- [DIRECTIVE]: Return the lines below that carry the word "المؤرخة".

- [THE INPUT]:

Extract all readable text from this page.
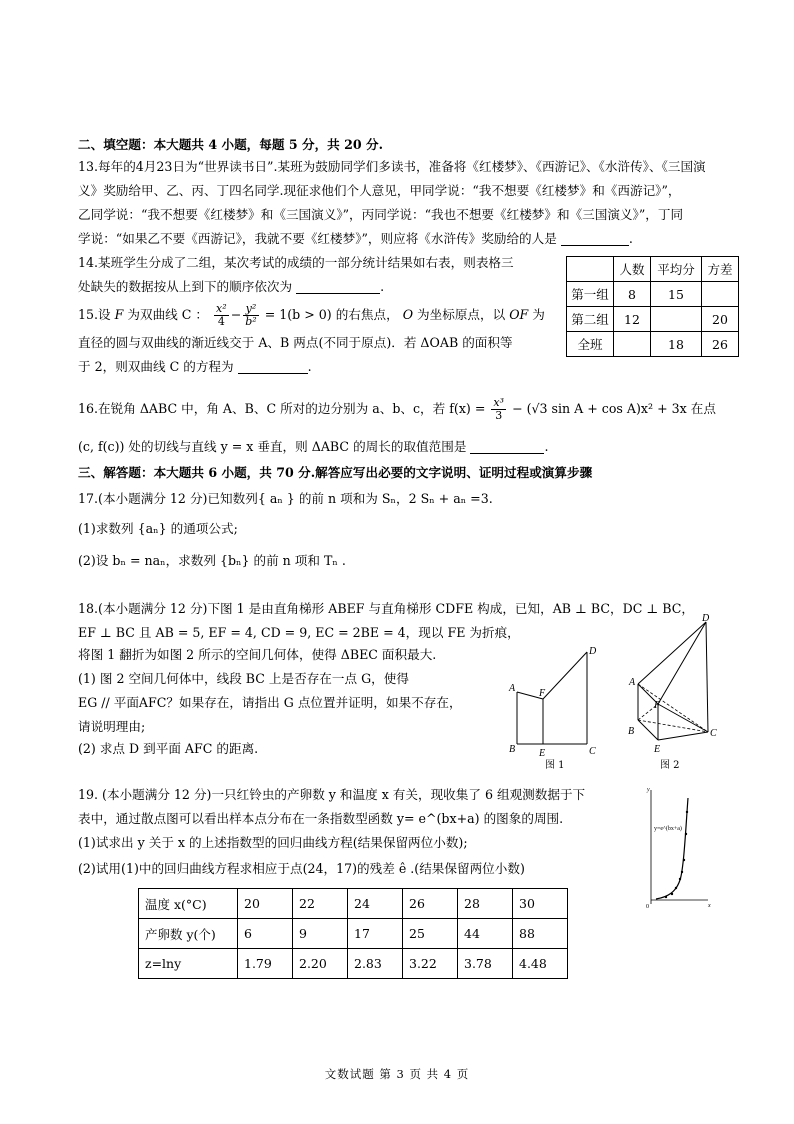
二、填空题：本大题共 4 小题，每题 5 分，共 20 分.
13.每年的4月23日为“世界读书日”.某班为鼓励同学们多读书，准备将《红楼梦》、《西游记》、《水浒传》、《三国演
义》奖励给甲、乙、丙、丁四名同学.现征求他们个人意见，甲同学说：“我不想要《红楼梦》和《西游记》”，
乙同学说：“我不想要《红楼梦》和《三国演义》”，丙同学说：“我也不想要《红楼梦》和《三国演义》”，丁同
学说：“如果乙不要《西游记》，我就不要《红楼梦》”，则应将《水浒传》奖励给的人是	.
14.某班学生分成了二组，某次考试的成绩的一部分统计结果如右表，则表格三
处缺失的数据按从上到下的顺序依次为	.
	人数	平均分	方差
第一组	8	15	
第二组	12		20
全班		18	26
15.设 F 为双曲线 C ： $\frac{\text{x²}}{4} - \frac{\text{y²}}{\text{b²}} = 1(b > 0)$ 的右焦点， O 为坐标原点，以 OF 为
直径的圆与双曲线的渐近线交于 A、B 两点(不同于原点)．若 ΔOAB 的面积等
于 2，则双曲线 C 的方程为	.
16.在锐角 ΔABC 中，角 A、B、C 所对的边分别为 a、b、c，若 $f(x) = \frac{\text{x³}}{3} - (√3$ sin A + cos A)x² + 3x 在点
(c, f(c)) 处的切线与直线 y = x 垂直，则 ΔABC 的周长的取值范围是	.
三、解答题：本大题共 6 小题，共 70 分.解答应写出必要的文字说明、证明过程或演算步骤
17.(本小题满分 12 分)已知数列{ aₙ } 的前 n 项和为 Sₙ，2 Sₙ + aₙ =3.
(1)求数列 {aₙ} 的通项公式;
(2)设 bₙ = naₙ，求数列 {bₙ} 的前 n 项和 Tₙ .
18.(本小题满分 12 分)下图 1 是由直角梯形 ABEF 与直角梯形 CDFE 构成，已知，AB ⊥ BC，DC ⊥ BC，
EF ⊥ BC 且 AB = 5, EF = 4, CD = 9, EC = 2BE = 4，现以 FE 为折痕，
将图 1 翻折为如图 2 所示的空间几何体，使得 ΔBEC 面积最大.
(1) 图 2 空间几何体中，线段 BC 上是否存在一点 G，使得
EG // 平面AFC？如果存在，请指出 G 点位置并证明，如果不存在，
请说明理由;
(2) 求点 D 到平面 AFC 的距离.
A
B	C
D
E
F
图 1
A
B	C
D
E
F
图 2
19. (本小题满分 12 分)一只红铃虫的产卵数 y 和温度 x 有关，现收集了 6 组观测数据于下
表中，通过散点图可以看出样本点分布在一条指数型函数 y= e^(bx+a) 的图象的周围.
(1)试求出 y 关于 x 的上述指数型的回归曲线方程(结果保留两位小数);
(2)试用(1)中的回归曲线方程求相应于点(24，17)的残差 ê .(结果保留两位小数)
y
x
0
y=e^(bx+a)
温度 x(°C)	20	22	24	26	28	30
产卵数 y(个)	6	9	17	25	44	88
z=lny	1.79	2.20	2.83	3.22	3.78	4.48
文数试题 第 3 页 共 4 页
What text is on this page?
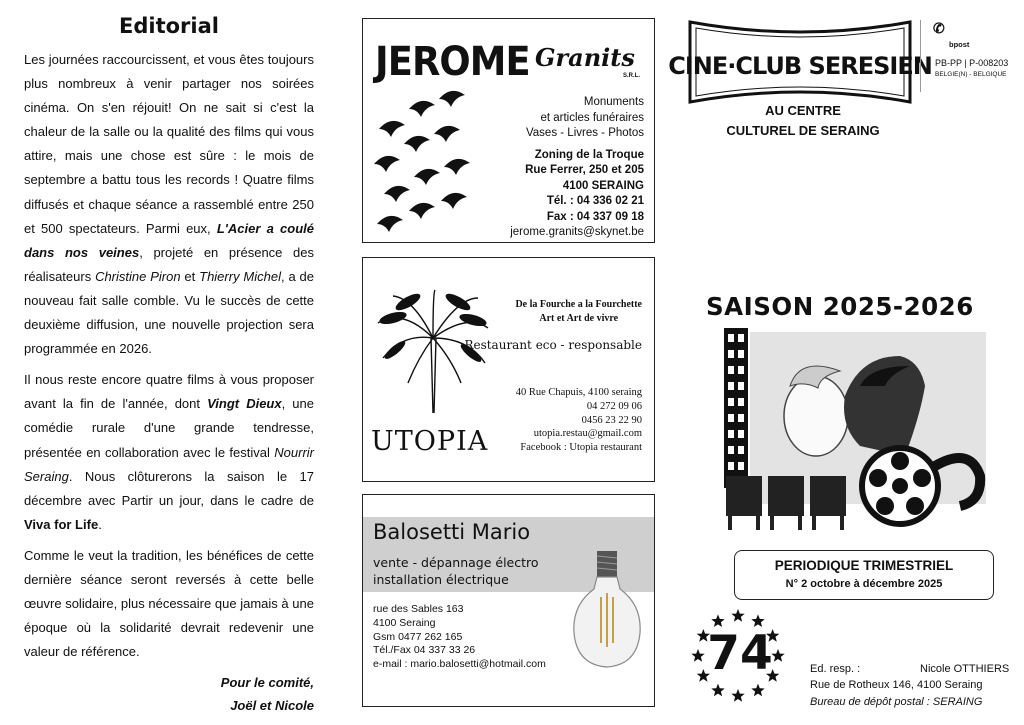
Editorial

Les journées raccourcissent, et vous êtes toujours plus nombreux à venir partager nos soirées cinéma. On s'en réjouit! On ne sait si c'est la chaleur de la salle ou la qualité des films qui vous attire, mais une chose est sûre : le mois de septembre a battu tous les records ! Quatre films diffusés et chaque séance a rassemblé entre 250 et 500 spectateurs. Parmi eux, L'Acier a coulé dans nos veines, projeté en présence des réalisateurs Christine Piron et Thierry Michel, a de nouveau fait salle comble. Vu le succès de cette deuxième diffusion, une nouvelle projection sera programmée en 2026.

Il nous reste encore quatre films à vous proposer avant la fin de l'année, dont Vingt Dieux, une comédie rurale d'une grande tendresse, présentée en collaboration avec le festival Nourrir Seraing. Nous clôturerons la saison le 17 décembre avec Partir un jour, dans le cadre de Viva for Life.

Comme le veut la tradition, les bénéfices de cette dernière séance seront reversés à cette belle œuvre solidaire, plus nécessaire que jamais à une époque où la solidarité devrait redevenir une valeur de référence.

Pour le comité,

Joël et Nicole

JEROME Granits
S.R.L.
Monuments
et articles funéraires
Vases - Livres - Photos
Zoning de la Troque
Rue Ferrer, 250 et 205
4100 SERAING
Tél. : 04 336 02 21
Fax : 04 337 09 18
jerome.granits@skynet.be
UTOPIA
De la Fourche a la Fourchette
Art et Art de vivre
Restaurant eco - responsable
40 Rue Chapuis, 4100 seraing
04 272 09 06
0456 23 22 90
utopia.restau@gmail.com
Facebook : Utopia restaurant
Balosetti Mario
vente - dépannage électro
installation électrique
rue des Sables 163
4100 Seraing
Gsm 0477 262 165
Tél./Fax 04 337 33 26
e-mail : mario.balosetti@hotmail.com
CINE·CLUB SERESIEN
AU CENTRE
CULTUREL DE SERAING
✆
bpost
PB-PP | P-008203
BELGIE(N) - BELGIQUE
SAISON 2025-2026
PERIODIQUE TRIMESTRIEL
N° 2 octobre à décembre 2025
74	Ed. resp. :	Nicole OTTHIERS
Rue de Rotheux 146, 4100 Seraing
Bureau de dépôt postal : SERAING
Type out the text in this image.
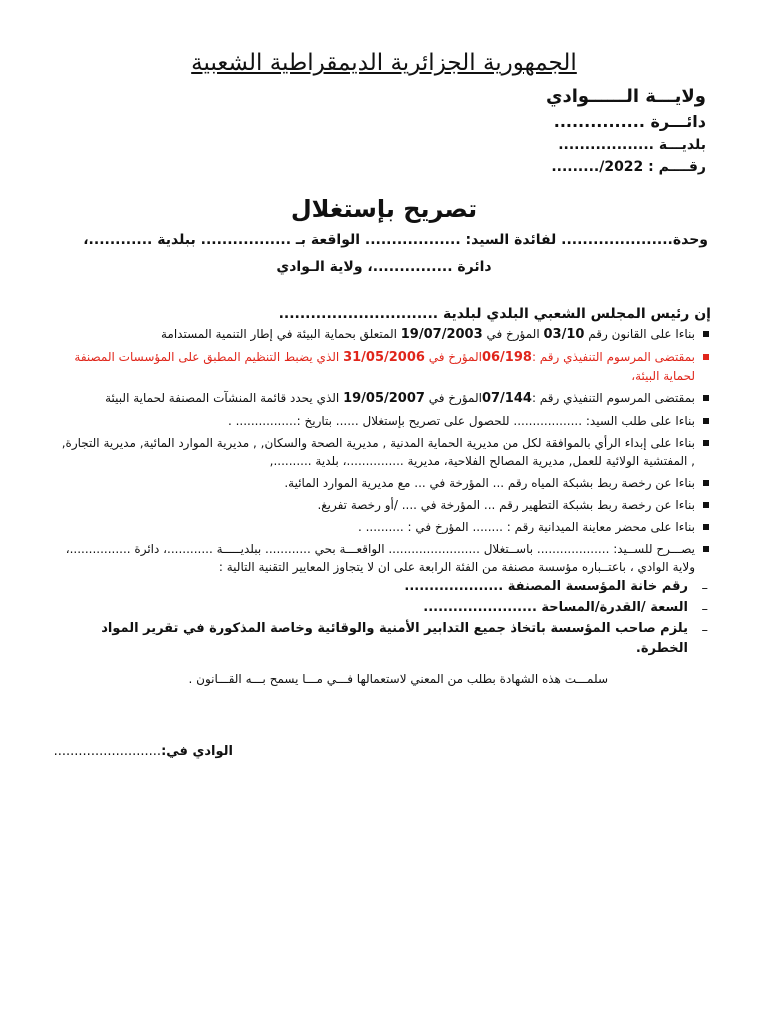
الجمهورية الجزائرية الديمقراطية الشعبية
ولايـــة الــــــوادي
دائـــرة ...............
بلديـــة ..................
رقــــم : 2022/.........
تصريح بإستغلال
وحدة..................... لفائدة السيد: .................. الواقعة بـ ................. ببلدية ............،
دائرة ...............، ولاية الـوادي
إن رئيس المجلس الشعبي البلدي لبلدية ..............................
بناءا على القانون رقم 03/10 المؤرخ في 19/07/2003 المتعلق بحماية البيئة في إطار التنمية المستدامة
بمقتضى المرسوم التنفيذي رقم :06/198المؤرخ في 31/05/2006 الذي يضبط التنظيم المطبق على المؤسسات المصنفة لحماية البيئة،
بمقتضى المرسوم التنفيذي رقم :07/144المؤرخ في 19/05/2007 الذي يحدد قائمة المنشآت المصنفة لحماية البيئة
بناءا على طلب السيد: .................. للحصول على تصريح بإستغلال ...... بتاريخ :................ .
بناءا على إبداء الرأي بالموافقة لكل من مديرية الحماية المدنية , مديرية الصحة والسكان, , مديرية الموارد المائية, مديرية التجارة, , المفتشية الولائية للعمل, مديرية المصالح الفلاحية، مديرية ...............، بلدية ..........,
بناءا عن رخصة ربط بشبكة المياه رقم ... المؤرخة في ... مع مديرية الموارد المائية.
بناءا عن رخصة ربط بشبكة التطهير رقم ... المؤرخة في .... /أو رخصة تفريغ.
بناءا على محضر معاينة الميدانية رقم : ........ المؤرخ في : .......... .
يصـــرح للســيد: ................... باســتغلال ........................ الواقعـــة بحي ............ ببلديـــــة ............، دائرة ................، ولاية الوادي ، باعتــباره مؤسسة مصنفة من الفئة الرابعة على ان لا يتجاوز المعايير التقنية التالية :
– رقم خانة المؤسسة المصنفة ....................
– السعة /القدرة/المساحة .......................
– يلزم صاحب المؤسسة باتخاذ جميع التدابير الأمنية والوقائية وخاصة المذكورة في تقرير المواد الخطرة.
سلمـــت هذه الشهادة بطلب من المعني لاستعمالها فـــي مـــا يسمح بـــه القـــانون .
الوادي في:..........................
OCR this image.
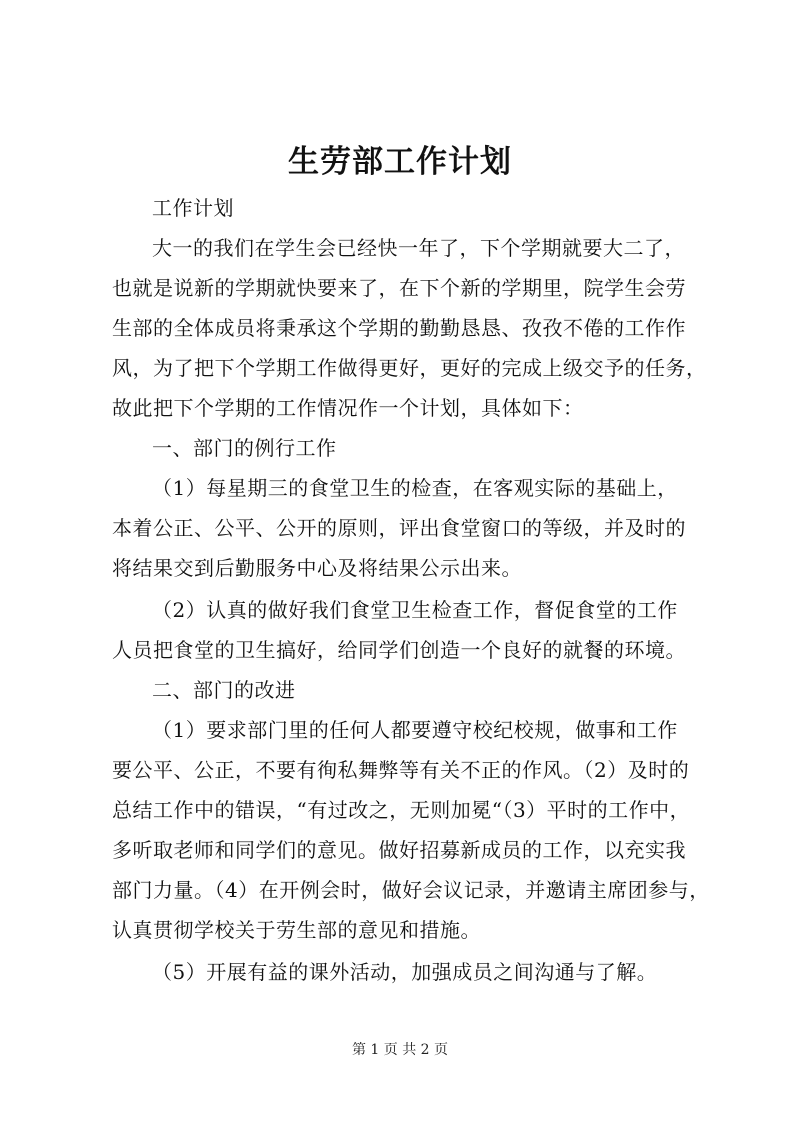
生劳部工作计划
工作计划
大一的我们在学生会已经快一年了，下个学期就要大二了，
也就是说新的学期就快要来了，在下个新的学期里，院学生会劳
生部的全体成员将秉承这个学期的勤勤恳恳、孜孜不倦的工作作
风，为了把下个学期工作做得更好，更好的完成上级交予的任务，
故此把下个学期的工作情况作一个计划，具体如下：
一、部门的例行工作
（1）每星期三的食堂卫生的检查，在客观实际的基础上，
本着公正、公平、公开的原则，评出食堂窗口的等级，并及时的
将结果交到后勤服务中心及将结果公示出来。
（2）认真的做好我们食堂卫生检查工作，督促食堂的工作
人员把食堂的卫生搞好，给同学们创造一个良好的就餐的环境。
二、部门的改进
（1）要求部门里的任何人都要遵守校纪校规，做事和工作
要公平、公正，不要有徇私舞弊等有关不正的作风。（2）及时的
总结工作中的错误，“有过改之，无则加冕“（3）平时的工作中，
多听取老师和同学们的意见。做好招募新成员的工作，以充实我
部门力量。（4）在开例会时，做好会议记录，并邀请主席团参与，
认真贯彻学校关于劳生部的意见和措施。
（5）开展有益的课外活动，加强成员之间沟通与了解。
第 1 页 共 2 页
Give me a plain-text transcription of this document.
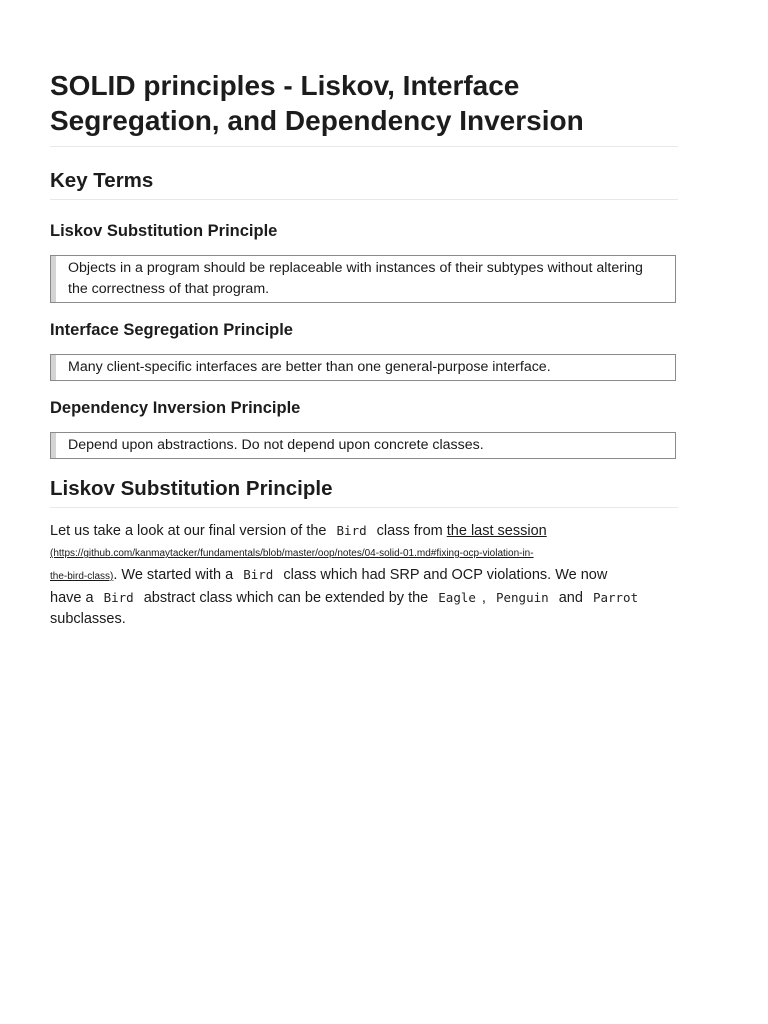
SOLID principles - Liskov, Interface Segregation, and Dependency Inversion
Key Terms
Liskov Substitution Principle

Objects in a program should be replaceable with instances of their subtypes without altering the correctness of that program.

Interface Segregation Principle

Many client-specific interfaces are better than one general-purpose interface.

Dependency Inversion Principle

Depend upon abstractions. Do not depend upon concrete classes.

Liskov Substitution Principle
Let us take a look at our final version of the Bird class from the last session
(https://github.com/kanmaytacker/fundamentals/blob/master/oop/notes/04-solid-01.md#fixing-ocp-violation-in-
the-bird-class). We started with a Bird class which had SRP and OCP violations. We now
have a Bird abstract class which can be extended by the Eagle , Penguin and Parrot
subclasses.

- [TASK OUTPUT]:
بناءا عن رخصة ربط بشبكة المياه رقم ... المؤرخة في ... مع مديرية الموارد المائية.
بناءا عن رخصة ربط بشبكة التطهير رقم ... المؤرخة في .... /أو رخصة تفريغ.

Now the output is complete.